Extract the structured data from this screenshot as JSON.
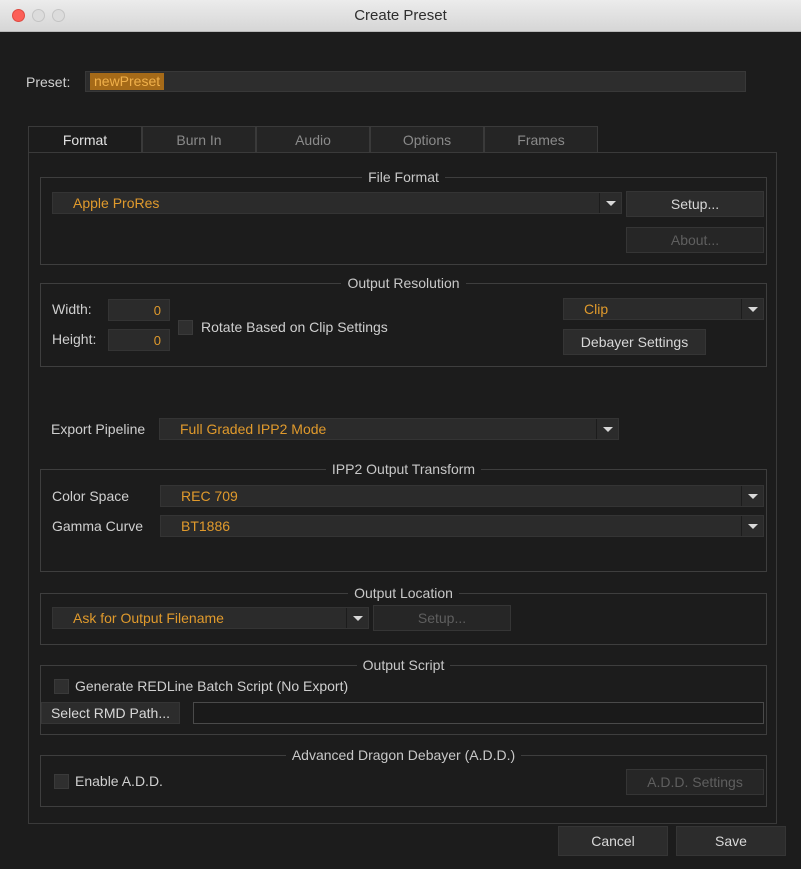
{
  "window": {
    "title": "Create Preset"
  },
  "preset": {
    "label": "Preset:",
    "value": "newPreset"
  },
  "tabs": [
    {
      "label": "Format",
      "active": true
    },
    {
      "label": "Burn In",
      "active": false
    },
    {
      "label": "Audio",
      "active": false
    },
    {
      "label": "Options",
      "active": false
    },
    {
      "label": "Frames",
      "active": false
    }
  ],
  "file_format": {
    "title": "File Format",
    "format_value": "Apple ProRes",
    "setup_button": "Setup...",
    "about_button": "About..."
  },
  "output_resolution": {
    "title": "Output Resolution",
    "width_label": "Width:",
    "width_value": "0",
    "height_label": "Height:",
    "height_value": "0",
    "rotate_label": "Rotate Based on Clip Settings",
    "rotate_checked": false,
    "source_value": "Clip",
    "debayer_button": "Debayer Settings"
  },
  "export_pipeline": {
    "label": "Export Pipeline",
    "value": "Full Graded IPP2 Mode"
  },
  "ipp2": {
    "title": "IPP2 Output Transform",
    "color_space_label": "Color Space",
    "color_space_value": "REC 709",
    "gamma_label": "Gamma Curve",
    "gamma_value": "BT1886"
  },
  "output_location": {
    "title": "Output Location",
    "value": "Ask for Output Filename",
    "setup_button": "Setup..."
  },
  "output_script": {
    "title": "Output Script",
    "generate_label": "Generate REDLine Batch Script (No Export)",
    "generate_checked": false,
    "select_rmd_button": "Select RMD Path...",
    "rmd_path_value": ""
  },
  "add": {
    "title": "Advanced Dragon Debayer (A.D.D.)",
    "enable_label": "Enable A.D.D.",
    "enable_checked": false,
    "settings_button": "A.D.D. Settings"
  },
  "footer": {
    "cancel_button": "Cancel",
    "save_button": "Save"
  },
  "colors": {
    "accent": "#e09a2c",
    "background": "#1c1c1c",
    "close_button": "#fc5f57"
  }
}
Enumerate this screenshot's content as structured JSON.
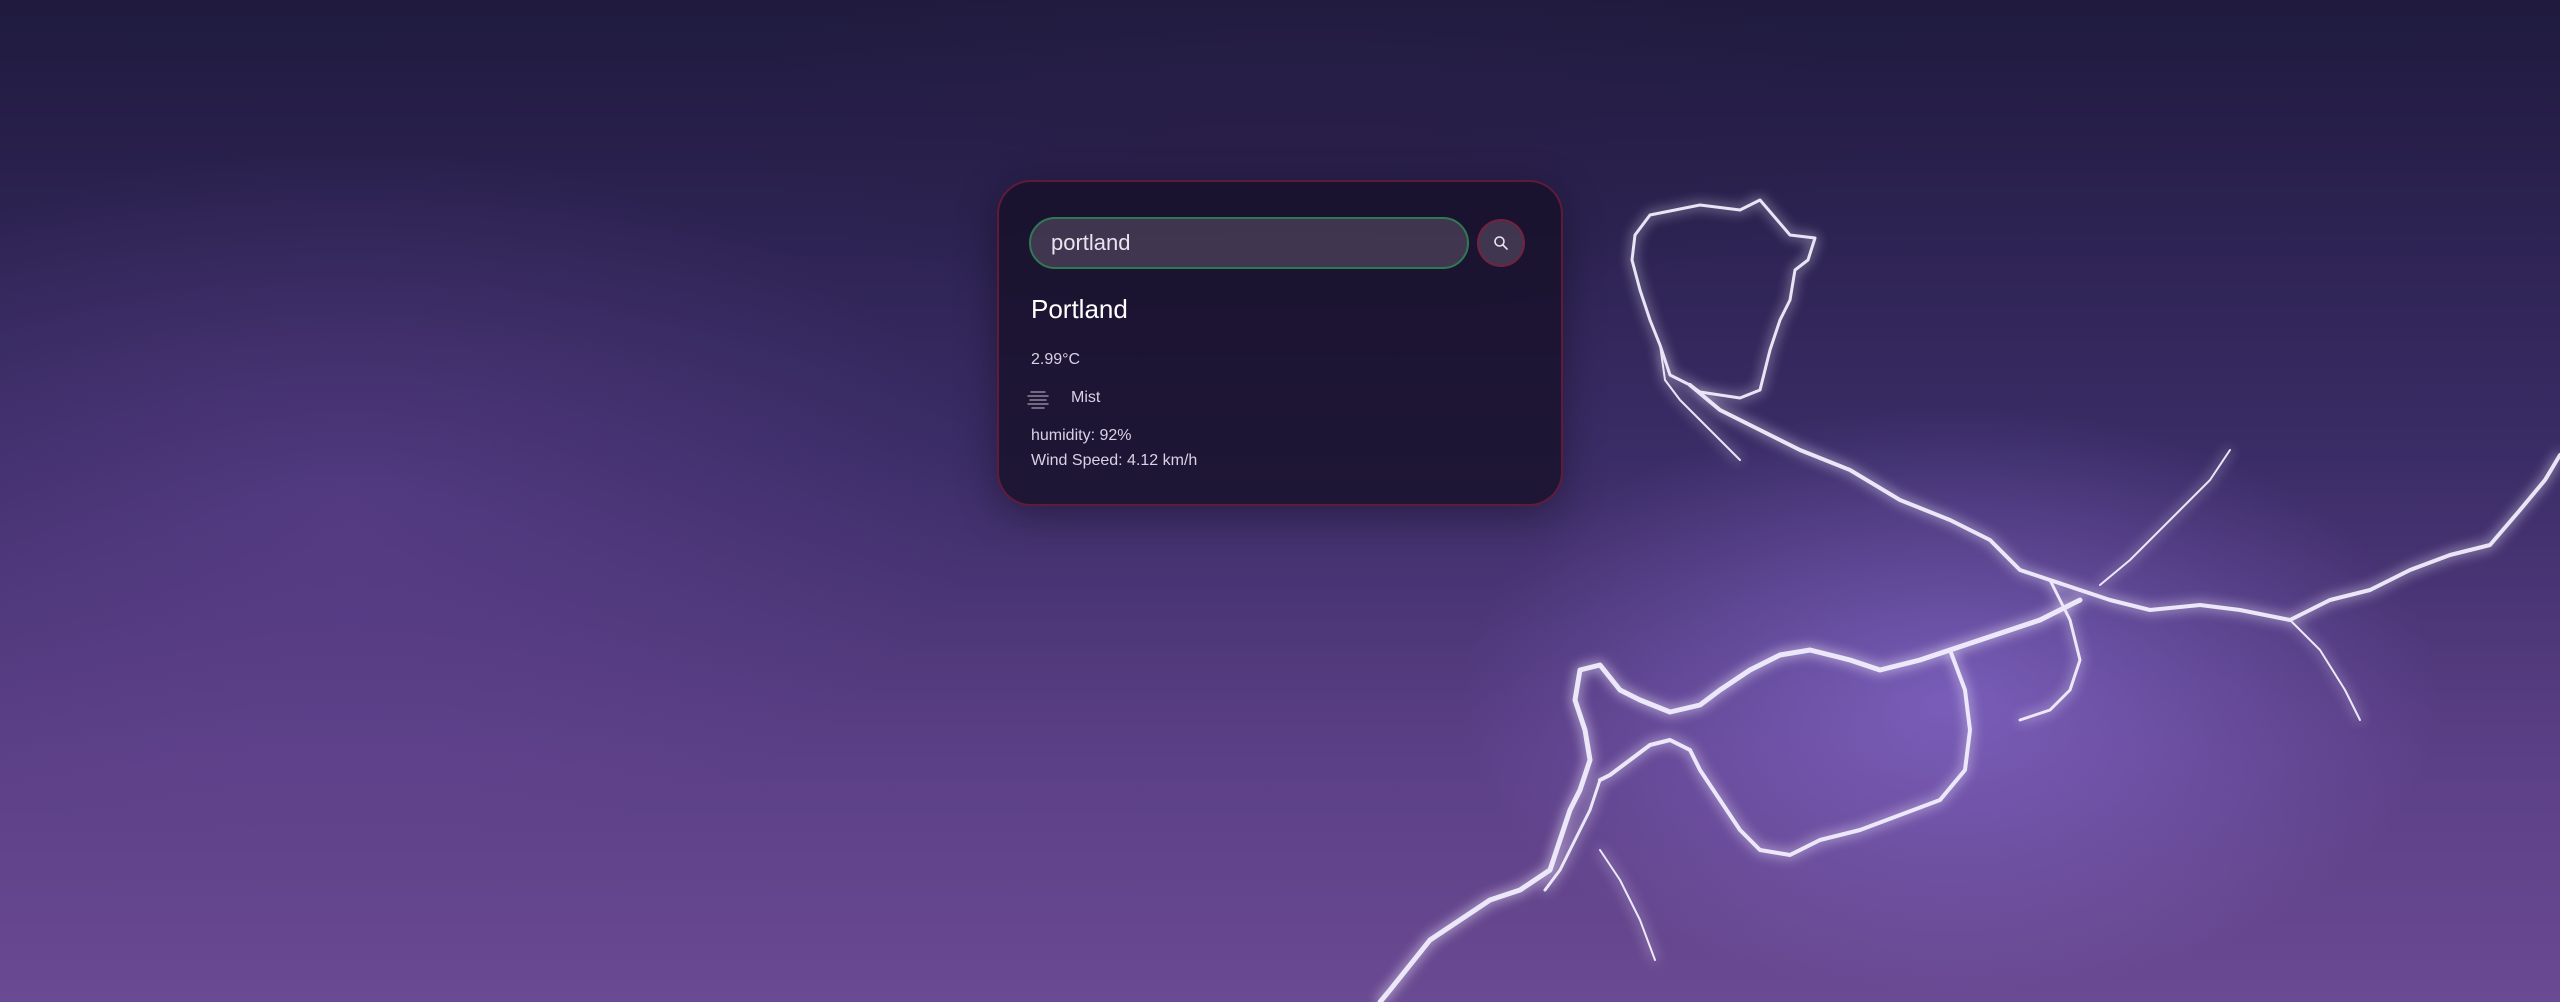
{
  "search": {
    "value": "portland",
    "button_icon": "search-icon"
  },
  "weather": {
    "city": "Portland",
    "temperature": "2.99°C",
    "condition": "Mist",
    "condition_icon": "mist-icon",
    "humidity": "humidity: 92%",
    "wind_speed": "Wind Speed: 4.12 km/h"
  },
  "colors": {
    "card_border": "#78203c",
    "input_border": "#2f7a55",
    "background_dark": "#1f1a3e",
    "background_light": "#6a4a92",
    "lightning": "#f4f0ff"
  }
}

▬▬▬▬▬▬▬▬▬▬

Restate the entire listing word for word, excluding pictures.

Extract the structured data from this screenshot as JSON.
{
  "window": {
    "title": "Create Preset"
  },
  "preset": {
    "label": "Preset:",
    "value": "newPreset"
  },
  "tabs": [
    {
      "label": "Format",
      "active": true
    },
    {
      "label": "Burn In",
      "active": false
    },
    {
      "label": "Audio",
      "active": false
    },
    {
      "label": "Options",
      "active": false
    },
    {
      "label": "Frames",
      "active": false
    }
  ],
  "file_format": {
    "title": "File Format",
    "format_value": "Apple ProRes",
    "setup_button": "Setup...",
    "about_button": "About..."
  },
  "output_resolution": {
    "title": "Output Resolution",
    "width_label": "Width:",
    "width_value": "0",
    "height_label": "Height:",
    "height_value": "0",
    "rotate_label": "Rotate Based on Clip Settings",
    "rotate_checked": false,
    "source_value": "Clip",
    "debayer_button": "Debayer Settings"
  },
  "export_pipeline": {
    "label": "Export Pipeline",
    "value": "Full Graded IPP2 Mode"
  },
  "ipp2": {
    "title": "IPP2 Output Transform",
    "color_space_label": "Color Space",
    "color_space_value": "REC 709",
    "gamma_label": "Gamma Curve",
    "gamma_value": "BT1886"
  },
  "output_location": {
    "title": "Output Location",
    "value": "Ask for Output Filename",
    "setup_button": "Setup..."
  },
  "output_script": {
    "title": "Output Script",
    "generate_label": "Generate REDLine Batch Script (No Export)",
    "generate_checked": false,
    "select_rmd_button": "Select RMD Path...",
    "rmd_path_value": ""
  },
  "add": {
    "title": "Advanced Dragon Debayer (A.D.D.)",
    "enable_label": "Enable A.D.D.",
    "enable_checked": false,
    "settings_button": "A.D.D. Settings"
  },
  "footer": {
    "cancel_button": "Cancel",
    "save_button": "Save"
  },
  "colors": {
    "accent": "#e09a2c",
    "background": "#1c1c1c",
    "close_button": "#fc5f57"
  }
}
Enumerate this screenshot's content as structured JSON.
{
  "search": {
    "value": "portland",
    "button_icon": "search-icon"
  },
  "weather": {
    "city": "Portland",
    "temperature": "2.99°C",
    "condition": "Mist",
    "condition_icon": "mist-icon",
    "humidity": "humidity: 92%",
    "wind_speed": "Wind Speed: 4.12 km/h"
  },
  "colors": {
    "card_border": "#78203c",
    "input_border": "#2f7a55",
    "background_dark": "#1f1a3e",
    "background_light": "#6a4a92",
    "lightning": "#f4f0ff"
  }
}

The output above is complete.